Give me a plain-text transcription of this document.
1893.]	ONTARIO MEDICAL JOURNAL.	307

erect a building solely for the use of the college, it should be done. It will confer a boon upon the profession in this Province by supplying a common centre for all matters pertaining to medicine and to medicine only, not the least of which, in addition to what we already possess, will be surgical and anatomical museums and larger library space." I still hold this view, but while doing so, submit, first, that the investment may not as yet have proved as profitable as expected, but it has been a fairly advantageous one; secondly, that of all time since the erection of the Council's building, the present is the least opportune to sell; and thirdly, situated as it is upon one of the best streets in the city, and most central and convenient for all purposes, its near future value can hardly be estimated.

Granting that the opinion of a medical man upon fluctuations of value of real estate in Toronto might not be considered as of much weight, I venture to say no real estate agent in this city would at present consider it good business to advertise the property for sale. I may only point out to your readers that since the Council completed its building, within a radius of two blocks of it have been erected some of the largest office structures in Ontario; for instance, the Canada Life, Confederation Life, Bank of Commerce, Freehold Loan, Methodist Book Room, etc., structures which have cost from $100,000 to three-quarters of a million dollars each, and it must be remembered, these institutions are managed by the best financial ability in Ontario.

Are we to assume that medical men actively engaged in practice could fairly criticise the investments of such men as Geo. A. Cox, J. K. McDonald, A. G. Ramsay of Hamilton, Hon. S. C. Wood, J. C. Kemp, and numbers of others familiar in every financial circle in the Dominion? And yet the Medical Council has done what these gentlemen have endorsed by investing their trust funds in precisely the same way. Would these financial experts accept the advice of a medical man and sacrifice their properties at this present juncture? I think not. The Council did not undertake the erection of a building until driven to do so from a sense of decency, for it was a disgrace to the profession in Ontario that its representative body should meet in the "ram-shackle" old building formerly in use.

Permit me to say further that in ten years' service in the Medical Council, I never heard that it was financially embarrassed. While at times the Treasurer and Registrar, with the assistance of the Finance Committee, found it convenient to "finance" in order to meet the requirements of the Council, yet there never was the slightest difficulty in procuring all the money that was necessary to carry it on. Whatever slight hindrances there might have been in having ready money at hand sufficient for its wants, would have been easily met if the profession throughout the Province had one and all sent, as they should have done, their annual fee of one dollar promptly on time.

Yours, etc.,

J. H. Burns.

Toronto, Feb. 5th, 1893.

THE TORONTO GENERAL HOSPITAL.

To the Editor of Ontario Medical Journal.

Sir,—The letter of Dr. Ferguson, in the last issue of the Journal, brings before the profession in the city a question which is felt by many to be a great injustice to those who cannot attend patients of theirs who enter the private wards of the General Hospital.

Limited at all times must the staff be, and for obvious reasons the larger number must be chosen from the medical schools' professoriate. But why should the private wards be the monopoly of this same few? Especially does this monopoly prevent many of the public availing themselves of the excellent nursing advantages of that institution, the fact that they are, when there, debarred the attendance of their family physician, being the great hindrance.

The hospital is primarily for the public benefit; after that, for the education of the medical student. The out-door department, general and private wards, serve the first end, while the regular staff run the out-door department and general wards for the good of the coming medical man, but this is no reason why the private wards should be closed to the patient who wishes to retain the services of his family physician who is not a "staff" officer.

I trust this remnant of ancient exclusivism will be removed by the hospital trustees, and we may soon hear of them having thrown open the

Task prompt: Provide an exact copy of all the material.

The completed task:
Give me a plain-text transcription of this document.
1893.]	ONTARIO MEDICAL JOURNAL.	307

erect a building solely for the use of the college, it should be done. It will confer a boon upon the profession in this Province by supplying a common centre for all matters pertaining to medicine and to medicine only, not the least of which, in addition to what we already possess, will be surgical and anatomical museums and larger library space." I still hold this view, but while doing so, submit, first, that the investment may not as yet have proved as profitable as expected, but it has been a fairly advantageous one; secondly, that of all time since the erection of the Council's building, the present is the least opportune to sell; and thirdly, situated as it is upon one of the best streets in the city, and most central and convenient for all purposes, its near future value can hardly be estimated.

Granting that the opinion of a medical man upon fluctuations of value of real estate in Toronto might not be considered as of much weight, I venture to say no real estate agent in this city would at present consider it good business to advertise the property for sale. I may only point out to your readers that since the Council completed its building, within a radius of two blocks of it have been erected some of the largest office structures in Ontario; for instance, the Canada Life, Confederation Life, Bank of Commerce, Freehold Loan, Methodist Book Room, etc., structures which have cost from $100,000 to three-quarters of a million dollars each, and it must be remembered, these institutions are managed by the best financial ability in Ontario.

Are we to assume that medical men actively engaged in practice could fairly criticise the investments of such men as Geo. A. Cox, J. K. McDonald, A. G. Ramsay of Hamilton, Hon. S. C. Wood, J. C. Kemp, and numbers of others familiar in every financial circle in the Dominion? And yet the Medical Council has done what these gentlemen have endorsed by investing their trust funds in precisely the same way. Would these financial experts accept the advice of a medical man and sacrifice their properties at this present juncture? I think not. The Council did not undertake the erection of a building until driven to do so from a sense of decency, for it was a disgrace to the profession in Ontario that its representative body should meet in the "ram-shackle" old building formerly in use.

Permit me to say further that in ten years' service in the Medical Council, I never heard that it was financially embarrassed. While at times the Treasurer and Registrar, with the assistance of the Finance Committee, found it convenient to "finance" in order to meet the requirements of the Council, yet there never was the slightest difficulty in procuring all the money that was necessary to carry it on. Whatever slight hindrances there might have been in having ready money at hand sufficient for its wants, would have been easily met if the profession throughout the Province had one and all sent, as they should have done, their annual fee of one dollar promptly on time.

Yours, etc.,

J. H. Burns.

Toronto, Feb. 5th, 1893.

THE TORONTO GENERAL HOSPITAL.

To the Editor of Ontario Medical Journal.

Sir,—The letter of Dr. Ferguson, in the last issue of the Journal, brings before the profession in the city a question which is felt by many to be a great injustice to those who cannot attend patients of theirs who enter the private wards of the General Hospital.

Limited at all times must the staff be, and for obvious reasons the larger number must be chosen from the medical schools' professoriate. But why should the private wards be the monopoly of this same few? Especially does this monopoly prevent many of the public availing themselves of the excellent nursing advantages of that institution, the fact that they are, when there, debarred the attendance of their family physician, being the great hindrance.

The hospital is primarily for the public benefit; after that, for the education of the medical student. The out-door department, general and private wards, serve the first end, while the regular staff run the out-door department and general wards for the good of the coming medical man, but this is no reason why the private wards should be closed to the patient who wishes to retain the services of his family physician who is not a "staff" officer.

I trust this remnant of ancient exclusivism will be removed by the hospital trustees, and we may soon hear of them having thrown open the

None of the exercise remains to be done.